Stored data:
##############################

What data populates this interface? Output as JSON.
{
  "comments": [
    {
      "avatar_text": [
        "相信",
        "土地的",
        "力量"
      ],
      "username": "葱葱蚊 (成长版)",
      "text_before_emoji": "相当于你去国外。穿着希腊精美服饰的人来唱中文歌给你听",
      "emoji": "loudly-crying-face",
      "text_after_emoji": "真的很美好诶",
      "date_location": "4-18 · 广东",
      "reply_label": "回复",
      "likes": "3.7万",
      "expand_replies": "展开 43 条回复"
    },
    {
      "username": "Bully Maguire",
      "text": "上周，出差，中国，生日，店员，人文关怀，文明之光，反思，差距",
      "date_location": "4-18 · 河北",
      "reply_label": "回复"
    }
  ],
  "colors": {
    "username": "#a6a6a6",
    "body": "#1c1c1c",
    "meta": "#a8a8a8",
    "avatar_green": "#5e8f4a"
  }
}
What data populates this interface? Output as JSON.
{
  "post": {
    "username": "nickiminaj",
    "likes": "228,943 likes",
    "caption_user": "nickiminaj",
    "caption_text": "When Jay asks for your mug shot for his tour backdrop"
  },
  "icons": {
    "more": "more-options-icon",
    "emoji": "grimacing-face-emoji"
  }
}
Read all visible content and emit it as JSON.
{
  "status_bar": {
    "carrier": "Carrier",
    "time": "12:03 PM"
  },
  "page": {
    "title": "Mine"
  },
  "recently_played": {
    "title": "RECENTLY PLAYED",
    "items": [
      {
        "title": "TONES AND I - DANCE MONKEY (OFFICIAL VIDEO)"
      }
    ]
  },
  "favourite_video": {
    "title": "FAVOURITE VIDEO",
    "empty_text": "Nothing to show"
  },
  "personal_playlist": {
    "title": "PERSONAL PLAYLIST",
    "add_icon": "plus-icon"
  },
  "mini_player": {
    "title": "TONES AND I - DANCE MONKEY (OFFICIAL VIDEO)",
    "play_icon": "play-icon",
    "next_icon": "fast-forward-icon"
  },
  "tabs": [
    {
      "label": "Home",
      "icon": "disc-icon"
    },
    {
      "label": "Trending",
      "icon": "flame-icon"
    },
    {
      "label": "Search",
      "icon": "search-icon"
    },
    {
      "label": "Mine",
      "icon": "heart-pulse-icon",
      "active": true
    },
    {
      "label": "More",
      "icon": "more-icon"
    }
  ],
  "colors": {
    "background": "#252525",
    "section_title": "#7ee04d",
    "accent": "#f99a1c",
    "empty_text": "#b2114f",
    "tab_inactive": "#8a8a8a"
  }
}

##############################

• [EXERCISE AIM]:
Output all preceding records character for character.

• [WRITTEN REPLY]:
What data populates this interface? Output as JSON.
{
  "comments": [
    {
      "avatar_text": [
        "相信",
        "土地的",
        "力量"
      ],
      "username": "葱葱蚊 (成长版)",
      "text_before_emoji": "相当于你去国外。穿着希腊精美服饰的人来唱中文歌给你听",
      "emoji": "loudly-crying-face",
      "text_after_emoji": "真的很美好诶",
      "date_location": "4-18 · 广东",
      "reply_label": "回复",
      "likes": "3.7万",
      "expand_replies": "展开 43 条回复"
    },
    {
      "username": "Bully Maguire",
      "text": "上周，出差，中国，生日，店员，人文关怀，文明之光，反思，差距",
      "date_location": "4-18 · 河北",
      "reply_label": "回复"
    }
  ],
  "colors": {
    "username": "#a6a6a6",
    "body": "#1c1c1c",
    "meta": "#a8a8a8",
    "avatar_green": "#5e8f4a"
  }
}
What data populates this interface? Output as JSON.
{
  "post": {
    "username": "nickiminaj",
    "likes": "228,943 likes",
    "caption_user": "nickiminaj",
    "caption_text": "When Jay asks for your mug shot for his tour backdrop"
  },
  "icons": {
    "more": "more-options-icon",
    "emoji": "grimacing-face-emoji"
  }
}
Read all visible content and emit it as JSON.
{
  "status_bar": {
    "carrier": "Carrier",
    "time": "12:03 PM"
  },
  "page": {
    "title": "Mine"
  },
  "recently_played": {
    "title": "RECENTLY PLAYED",
    "items": [
      {
        "title": "TONES AND I - DANCE MONKEY (OFFICIAL VIDEO)"
      }
    ]
  },
  "favourite_video": {
    "title": "FAVOURITE VIDEO",
    "empty_text": "Nothing to show"
  },
  "personal_playlist": {
    "title": "PERSONAL PLAYLIST",
    "add_icon": "plus-icon"
  },
  "mini_player": {
    "title": "TONES AND I - DANCE MONKEY (OFFICIAL VIDEO)",
    "play_icon": "play-icon",
    "next_icon": "fast-forward-icon"
  },
  "tabs": [
    {
      "label": "Home",
      "icon": "disc-icon"
    },
    {
      "label": "Trending",
      "icon": "flame-icon"
    },
    {
      "label": "Search",
      "icon": "search-icon"
    },
    {
      "label": "Mine",
      "icon": "heart-pulse-icon",
      "active": true
    },
    {
      "label": "More",
      "icon": "more-icon"
    }
  ],
  "colors": {
    "background": "#252525",
    "section_title": "#7ee04d",
    "accent": "#f99a1c",
    "empty_text": "#b2114f",
    "tab_inactive": "#8a8a8a"
  }
}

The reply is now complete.